A block of data:
-=-=-

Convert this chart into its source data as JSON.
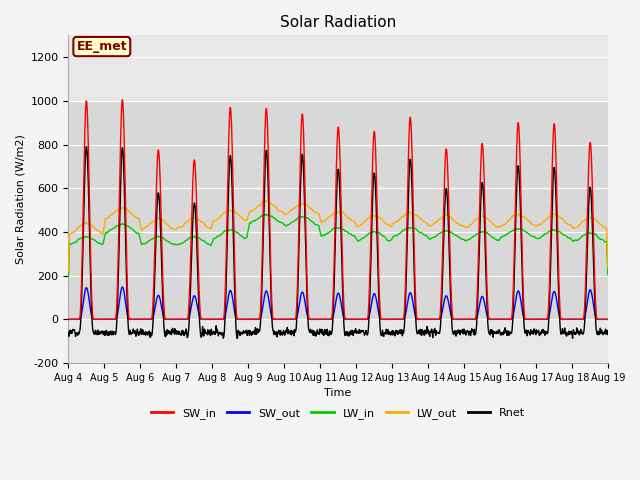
{
  "title": "Solar Radiation",
  "xlabel": "Time",
  "ylabel": "Solar Radiation (W/m2)",
  "ylim": [
    -200,
    1300
  ],
  "yticks": [
    -200,
    0,
    200,
    400,
    600,
    800,
    1000,
    1200
  ],
  "start_day": 4,
  "end_day": 19,
  "n_days": 15,
  "points_per_day": 96,
  "colors": {
    "SW_in": "#ff0000",
    "SW_out": "#0000ff",
    "LW_in": "#00cc00",
    "LW_out": "#ffaa00",
    "Rnet": "#000000"
  },
  "SW_in_peaks": [
    1000,
    1005,
    775,
    730,
    970,
    965,
    940,
    880,
    860,
    925,
    780,
    805,
    900,
    895,
    810
  ],
  "SW_out_peaks": [
    145,
    148,
    110,
    108,
    132,
    130,
    125,
    120,
    118,
    122,
    108,
    105,
    130,
    128,
    135
  ],
  "LW_in_values": [
    340,
    395,
    340,
    340,
    370,
    440,
    430,
    380,
    360,
    380,
    365,
    360,
    375,
    370,
    355
  ],
  "LW_out_values": [
    390,
    460,
    410,
    415,
    450,
    490,
    480,
    445,
    425,
    440,
    425,
    420,
    430,
    430,
    415
  ],
  "Rnet_night": -60,
  "fig_bg": "#f4f4f4",
  "plot_bg_outer": "#e8e8e8",
  "plot_bg_inner": "#d8d8d8",
  "annotation_text": "EE_met",
  "annotation_bg": "#ffffcc",
  "annotation_border": "#800000",
  "linewidth": 1.0
}
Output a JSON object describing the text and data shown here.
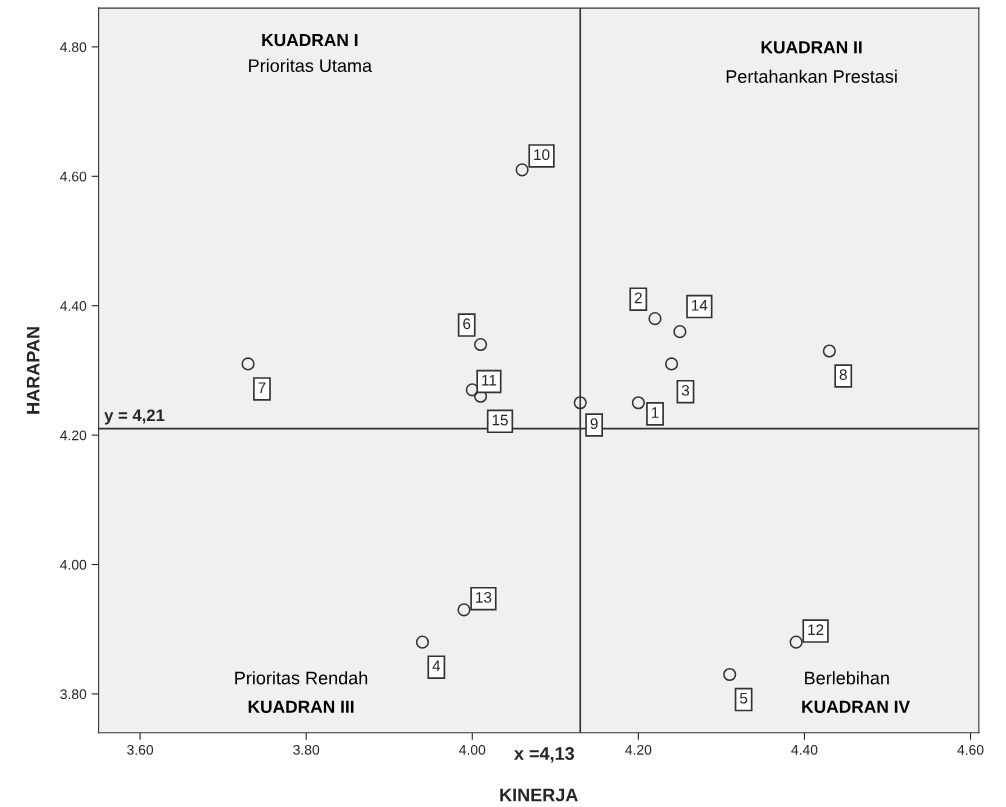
{
  "chart_data": {
    "type": "scatter",
    "xlabel": "KINERJA",
    "ylabel": "HARAPAN",
    "x": [
      4.2,
      4.22,
      4.24,
      3.94,
      4.31,
      4.01,
      3.73,
      4.43,
      4.13,
      4.06,
      4.0,
      4.39,
      3.99,
      4.25,
      4.01
    ],
    "values": [
      4.25,
      4.38,
      4.31,
      3.88,
      3.83,
      4.34,
      4.31,
      4.33,
      4.25,
      4.61,
      4.27,
      3.88,
      3.93,
      4.36,
      4.26
    ],
    "color": "#333333",
    "marker": "circle",
    "grid": false,
    "xlim": [
      3.55,
      4.61
    ],
    "xticks": [
      {
        "value": 3.6,
        "label": "3.60"
      },
      {
        "value": 3.8,
        "label": "3.80"
      },
      {
        "value": 4.0,
        "label": "4.00"
      },
      {
        "value": 4.2,
        "label": "4.20"
      },
      {
        "value": 4.4,
        "label": "4.40"
      },
      {
        "value": 4.6,
        "label": "4.60"
      }
    ],
    "ylim": [
      3.74,
      4.86
    ],
    "yticks": [
      {
        "value": 3.8,
        "label": "3.80"
      },
      {
        "value": 4.0,
        "label": "4.00"
      },
      {
        "value": 4.2,
        "label": "4.20"
      },
      {
        "value": 4.4,
        "label": "4.40"
      },
      {
        "value": 4.6,
        "label": "4.60"
      },
      {
        "value": 4.8,
        "label": "4.80"
      }
    ],
    "ref_lines": [
      {
        "axis": "x",
        "value": 4.13,
        "label": "x =4,13",
        "color": "#333333"
      },
      {
        "axis": "y",
        "value": 4.21,
        "label": "y = 4,21",
        "color": "#333333"
      }
    ],
    "annotations": [
      {
        "text": "1",
        "x": 4.2,
        "y": 4.25
      },
      {
        "text": "2",
        "x": 4.22,
        "y": 4.38
      },
      {
        "text": "3",
        "x": 4.24,
        "y": 4.31
      },
      {
        "text": "4",
        "x": 3.94,
        "y": 3.88
      },
      {
        "text": "5",
        "x": 4.31,
        "y": 3.83
      },
      {
        "text": "6",
        "x": 4.01,
        "y": 4.34
      },
      {
        "text": "7",
        "x": 3.73,
        "y": 4.31
      },
      {
        "text": "8",
        "x": 4.43,
        "y": 4.33
      },
      {
        "text": "9",
        "x": 4.13,
        "y": 4.25
      },
      {
        "text": "10",
        "x": 4.06,
        "y": 4.61
      },
      {
        "text": "11",
        "x": 4.0,
        "y": 4.27
      },
      {
        "text": "12",
        "x": 4.39,
        "y": 3.88
      },
      {
        "text": "13",
        "x": 3.99,
        "y": 3.93
      },
      {
        "text": "14",
        "x": 4.25,
        "y": 4.36
      },
      {
        "text": "15",
        "x": 4.01,
        "y": 4.26
      },
      "KUADRAN I",
      "Prioritas Utama",
      "KUADRAN II",
      "Pertahankan Prestasi",
      "Prioritas Rendah",
      "KUADRAN III",
      "Berlebihan",
      "KUADRAN IV"
    ]
  }
}
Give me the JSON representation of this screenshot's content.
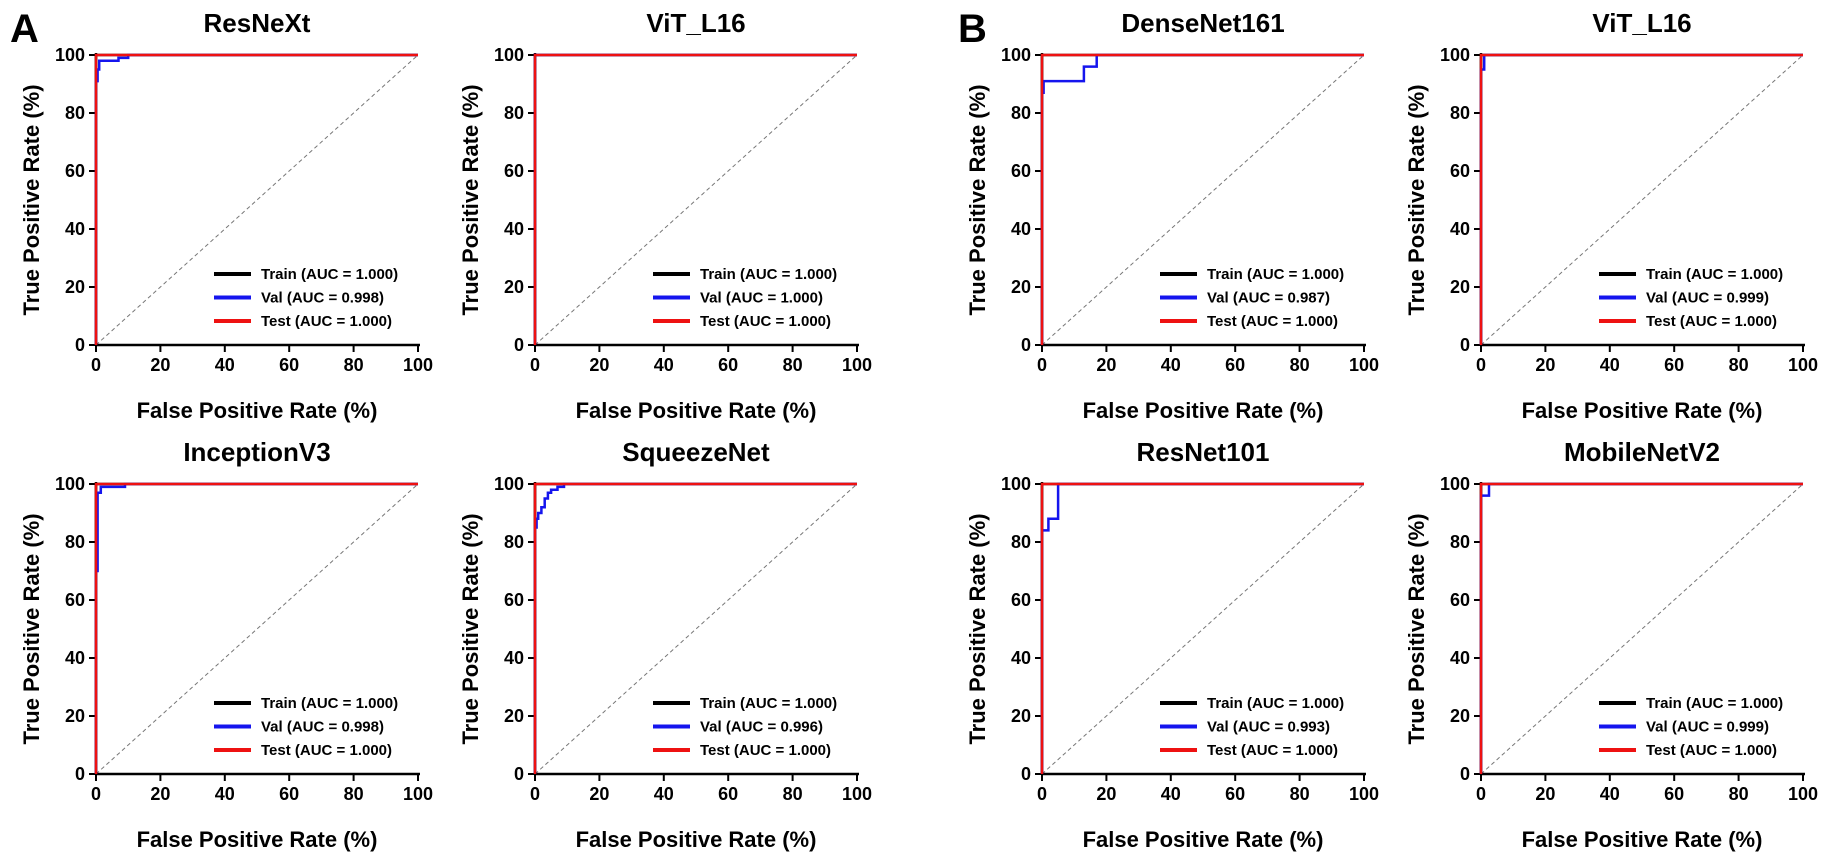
{
  "figure": {
    "panel_labels": [
      "A",
      "B"
    ],
    "colors": {
      "train": "#000000",
      "val": "#1515ee",
      "test": "#ee1111",
      "diagonal": "#777777",
      "axis": "#000000"
    }
  },
  "chart_data": [
    {
      "type": "line",
      "panel": "A",
      "title": "ResNeXt",
      "xlabel": "False Positive Rate (%)",
      "ylabel": "True Positive Rate (%)",
      "xlim": [
        0,
        100
      ],
      "ylim": [
        0,
        100
      ],
      "xticks": [
        "0",
        "20",
        "40",
        "60",
        "80",
        "100"
      ],
      "yticks": [
        "0",
        "20",
        "40",
        "60",
        "80",
        "100"
      ],
      "diagonal": true,
      "legend_position": "bottom-right",
      "series": [
        {
          "name": "Train (AUC = 1.000)",
          "color": "#000000",
          "points": [
            [
              0,
              0
            ],
            [
              0,
              100
            ],
            [
              100,
              100
            ]
          ]
        },
        {
          "name": "Val (AUC = 0.998)",
          "color": "#1515ee",
          "points": [
            [
              0,
              0
            ],
            [
              0,
              91
            ],
            [
              0.5,
              91
            ],
            [
              0.5,
              95
            ],
            [
              1,
              95
            ],
            [
              1,
              98
            ],
            [
              7,
              98
            ],
            [
              7,
              99
            ],
            [
              10,
              99
            ],
            [
              10,
              100
            ],
            [
              100,
              100
            ]
          ]
        },
        {
          "name": "Test (AUC = 1.000)",
          "color": "#ee1111",
          "points": [
            [
              0,
              0
            ],
            [
              0,
              100
            ],
            [
              100,
              100
            ]
          ]
        }
      ]
    },
    {
      "type": "line",
      "panel": "A",
      "title": "ViT_L16",
      "xlabel": "False Positive Rate (%)",
      "ylabel": "True Positive Rate (%)",
      "xlim": [
        0,
        100
      ],
      "ylim": [
        0,
        100
      ],
      "xticks": [
        "0",
        "20",
        "40",
        "60",
        "80",
        "100"
      ],
      "yticks": [
        "0",
        "20",
        "40",
        "60",
        "80",
        "100"
      ],
      "diagonal": true,
      "legend_position": "bottom-right",
      "series": [
        {
          "name": "Train (AUC = 1.000)",
          "color": "#000000",
          "points": [
            [
              0,
              0
            ],
            [
              0,
              100
            ],
            [
              100,
              100
            ]
          ]
        },
        {
          "name": "Val (AUC = 1.000)",
          "color": "#1515ee",
          "points": [
            [
              0,
              0
            ],
            [
              0,
              100
            ],
            [
              100,
              100
            ]
          ]
        },
        {
          "name": "Test (AUC = 1.000)",
          "color": "#ee1111",
          "points": [
            [
              0,
              0
            ],
            [
              0,
              100
            ],
            [
              100,
              100
            ]
          ]
        }
      ]
    },
    {
      "type": "line",
      "panel": "B",
      "title": "DenseNet161",
      "xlabel": "False Positive Rate (%)",
      "ylabel": "True Positive Rate (%)",
      "xlim": [
        0,
        100
      ],
      "ylim": [
        0,
        100
      ],
      "xticks": [
        "0",
        "20",
        "40",
        "60",
        "80",
        "100"
      ],
      "yticks": [
        "0",
        "20",
        "40",
        "60",
        "80",
        "100"
      ],
      "diagonal": true,
      "legend_position": "bottom-right",
      "series": [
        {
          "name": "Train (AUC = 1.000)",
          "color": "#000000",
          "points": [
            [
              0,
              0
            ],
            [
              0,
              100
            ],
            [
              100,
              100
            ]
          ]
        },
        {
          "name": "Val (AUC = 0.987)",
          "color": "#1515ee",
          "points": [
            [
              0,
              0
            ],
            [
              0,
              87
            ],
            [
              0.5,
              87
            ],
            [
              0.5,
              91
            ],
            [
              13,
              91
            ],
            [
              13,
              96
            ],
            [
              17,
              96
            ],
            [
              17,
              100
            ],
            [
              100,
              100
            ]
          ]
        },
        {
          "name": "Test (AUC = 1.000)",
          "color": "#ee1111",
          "points": [
            [
              0,
              0
            ],
            [
              0,
              100
            ],
            [
              100,
              100
            ]
          ]
        }
      ]
    },
    {
      "type": "line",
      "panel": "B",
      "title": "ViT_L16",
      "xlabel": "False Positive Rate (%)",
      "ylabel": "True Positive Rate (%)",
      "xlim": [
        0,
        100
      ],
      "ylim": [
        0,
        100
      ],
      "xticks": [
        "0",
        "20",
        "40",
        "60",
        "80",
        "100"
      ],
      "yticks": [
        "0",
        "20",
        "40",
        "60",
        "80",
        "100"
      ],
      "diagonal": true,
      "legend_position": "bottom-right",
      "series": [
        {
          "name": "Train (AUC = 1.000)",
          "color": "#000000",
          "points": [
            [
              0,
              0
            ],
            [
              0,
              100
            ],
            [
              100,
              100
            ]
          ]
        },
        {
          "name": "Val (AUC = 0.999)",
          "color": "#1515ee",
          "points": [
            [
              0,
              0
            ],
            [
              0,
              95
            ],
            [
              1,
              95
            ],
            [
              1,
              100
            ],
            [
              100,
              100
            ]
          ]
        },
        {
          "name": "Test (AUC = 1.000)",
          "color": "#ee1111",
          "points": [
            [
              0,
              0
            ],
            [
              0,
              100
            ],
            [
              100,
              100
            ]
          ]
        }
      ]
    },
    {
      "type": "line",
      "panel": "A",
      "title": "InceptionV3",
      "xlabel": "False Positive Rate (%)",
      "ylabel": "True Positive Rate (%)",
      "xlim": [
        0,
        100
      ],
      "ylim": [
        0,
        100
      ],
      "xticks": [
        "0",
        "20",
        "40",
        "60",
        "80",
        "100"
      ],
      "yticks": [
        "0",
        "20",
        "40",
        "60",
        "80",
        "100"
      ],
      "diagonal": true,
      "legend_position": "bottom-right",
      "series": [
        {
          "name": "Train (AUC = 1.000)",
          "color": "#000000",
          "points": [
            [
              0,
              0
            ],
            [
              0,
              100
            ],
            [
              100,
              100
            ]
          ]
        },
        {
          "name": "Val (AUC = 0.998)",
          "color": "#1515ee",
          "points": [
            [
              0,
              0
            ],
            [
              0,
              70
            ],
            [
              0.5,
              70
            ],
            [
              0.5,
              97
            ],
            [
              1.5,
              97
            ],
            [
              1.5,
              99
            ],
            [
              9,
              99
            ],
            [
              9,
              100
            ],
            [
              100,
              100
            ]
          ]
        },
        {
          "name": "Test (AUC = 1.000)",
          "color": "#ee1111",
          "points": [
            [
              0,
              0
            ],
            [
              0,
              100
            ],
            [
              100,
              100
            ]
          ]
        }
      ]
    },
    {
      "type": "line",
      "panel": "A",
      "title": "SqueezeNet",
      "xlabel": "False Positive Rate (%)",
      "ylabel": "True Positive Rate (%)",
      "xlim": [
        0,
        100
      ],
      "ylim": [
        0,
        100
      ],
      "xticks": [
        "0",
        "20",
        "40",
        "60",
        "80",
        "100"
      ],
      "yticks": [
        "0",
        "20",
        "40",
        "60",
        "80",
        "100"
      ],
      "diagonal": true,
      "legend_position": "bottom-right",
      "series": [
        {
          "name": "Train (AUC = 1.000)",
          "color": "#000000",
          "points": [
            [
              0,
              0
            ],
            [
              0,
              100
            ],
            [
              100,
              100
            ]
          ]
        },
        {
          "name": "Val (AUC = 0.996)",
          "color": "#1515ee",
          "points": [
            [
              0,
              0
            ],
            [
              0,
              85
            ],
            [
              0.5,
              85
            ],
            [
              0.5,
              88
            ],
            [
              1,
              88
            ],
            [
              1,
              90
            ],
            [
              2,
              90
            ],
            [
              2,
              92
            ],
            [
              3,
              92
            ],
            [
              3,
              95
            ],
            [
              4,
              95
            ],
            [
              4,
              97
            ],
            [
              5,
              97
            ],
            [
              5,
              98
            ],
            [
              7,
              98
            ],
            [
              7,
              99
            ],
            [
              9,
              99
            ],
            [
              9,
              100
            ],
            [
              100,
              100
            ]
          ]
        },
        {
          "name": "Test (AUC = 1.000)",
          "color": "#ee1111",
          "points": [
            [
              0,
              0
            ],
            [
              0,
              100
            ],
            [
              100,
              100
            ]
          ]
        }
      ]
    },
    {
      "type": "line",
      "panel": "B",
      "title": "ResNet101",
      "xlabel": "False Positive Rate (%)",
      "ylabel": "True Positive Rate (%)",
      "xlim": [
        0,
        100
      ],
      "ylim": [
        0,
        100
      ],
      "xticks": [
        "0",
        "20",
        "40",
        "60",
        "80",
        "100"
      ],
      "yticks": [
        "0",
        "20",
        "40",
        "60",
        "80",
        "100"
      ],
      "diagonal": true,
      "legend_position": "bottom-right",
      "series": [
        {
          "name": "Train (AUC = 1.000)",
          "color": "#000000",
          "points": [
            [
              0,
              0
            ],
            [
              0,
              100
            ],
            [
              100,
              100
            ]
          ]
        },
        {
          "name": "Val (AUC = 0.993)",
          "color": "#1515ee",
          "points": [
            [
              0,
              0
            ],
            [
              0,
              84
            ],
            [
              2,
              84
            ],
            [
              2,
              88
            ],
            [
              5,
              88
            ],
            [
              5,
              100
            ],
            [
              100,
              100
            ]
          ]
        },
        {
          "name": "Test (AUC = 1.000)",
          "color": "#ee1111",
          "points": [
            [
              0,
              0
            ],
            [
              0,
              100
            ],
            [
              100,
              100
            ]
          ]
        }
      ]
    },
    {
      "type": "line",
      "panel": "B",
      "title": "MobileNetV2",
      "xlabel": "False Positive Rate (%)",
      "ylabel": "True Positive Rate (%)",
      "xlim": [
        0,
        100
      ],
      "ylim": [
        0,
        100
      ],
      "xticks": [
        "0",
        "20",
        "40",
        "60",
        "80",
        "100"
      ],
      "yticks": [
        "0",
        "20",
        "40",
        "60",
        "80",
        "100"
      ],
      "diagonal": true,
      "legend_position": "bottom-right",
      "series": [
        {
          "name": "Train (AUC = 1.000)",
          "color": "#000000",
          "points": [
            [
              0,
              0
            ],
            [
              0,
              100
            ],
            [
              100,
              100
            ]
          ]
        },
        {
          "name": "Val (AUC = 0.999)",
          "color": "#1515ee",
          "points": [
            [
              0,
              0
            ],
            [
              0,
              96
            ],
            [
              2.5,
              96
            ],
            [
              2.5,
              100
            ],
            [
              100,
              100
            ]
          ]
        },
        {
          "name": "Test (AUC = 1.000)",
          "color": "#ee1111",
          "points": [
            [
              0,
              0
            ],
            [
              0,
              100
            ],
            [
              100,
              100
            ]
          ]
        }
      ]
    }
  ]
}
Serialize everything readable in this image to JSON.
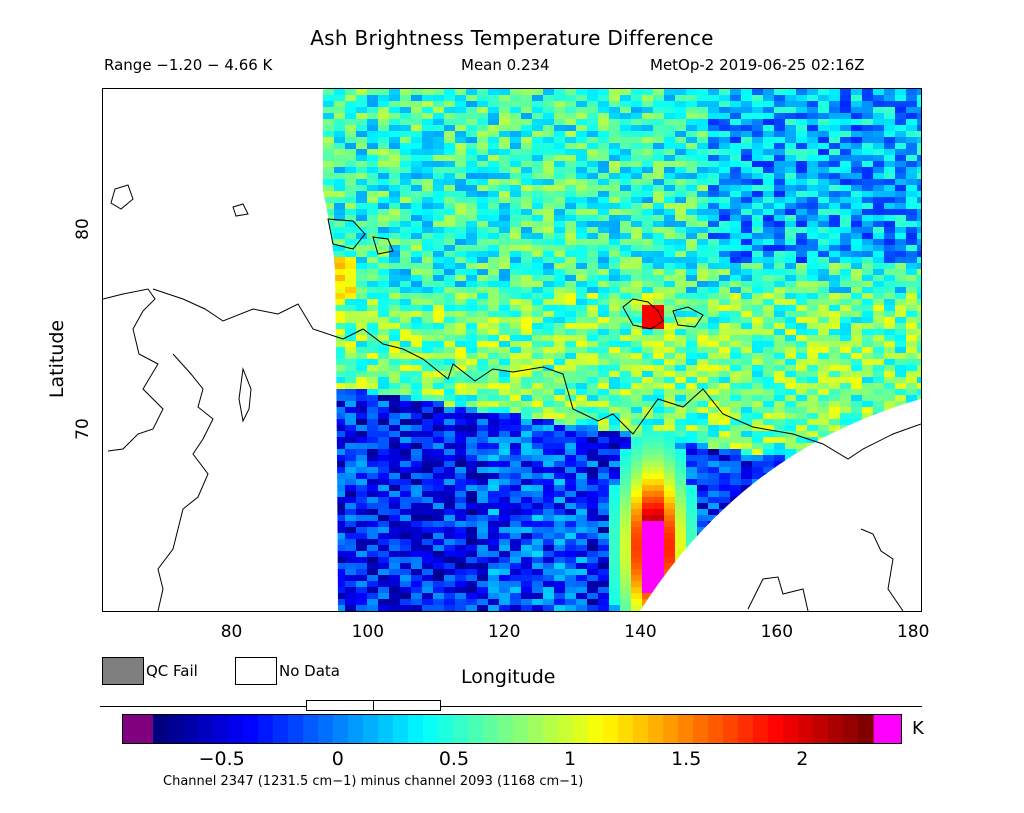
{
  "title": "Ash Brightness Temperature Difference",
  "range_text": "Range −1.20 − 4.66 K",
  "mean_text": "Mean 0.234",
  "satellite_text": "MetOp-2 2019-06-25 02:16Z",
  "map": {
    "lon_range": [
      61,
      181
    ],
    "lat_range": [
      61,
      87
    ],
    "x_ticks": [
      "80",
      "100",
      "120",
      "140",
      "160",
      "180"
    ],
    "x_tick_values": [
      80,
      100,
      120,
      140,
      160,
      180
    ],
    "y_ticks": [
      "80",
      "70"
    ],
    "y_tick_values": [
      80,
      70
    ],
    "xlabel": "Longitude",
    "ylabel": "Latitude"
  },
  "legend": {
    "qc_fail_label": "QC Fail",
    "no_data_label": "No Data",
    "qc_fail_color": "#7f7f7f",
    "no_data_color": "#ffffff"
  },
  "colorbar": {
    "ticks": [
      "−0.5",
      "0",
      "0.5",
      "1",
      "1.5",
      "2"
    ],
    "tick_values": [
      -0.5,
      0,
      0.5,
      1,
      1.5,
      2
    ],
    "value_range": [
      -0.8,
      2.3
    ],
    "unit": "K",
    "underflow_color": "#800080",
    "overflow_color": "#ff00ff"
  },
  "channel_text": "Channel 2347 (1231.5 cm−1) minus channel 2093 (1168 cm−1)"
}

-=-=-

# Task to complete:
Write out every line of the data that holds the word "JSON".

# Solution:
Convert this chart into its source data as JSON.
Output a JSON object describing the text and data shown here.
Give me the JSON representation of this screenshot's content.
Serialize everything readable in this image to JSON.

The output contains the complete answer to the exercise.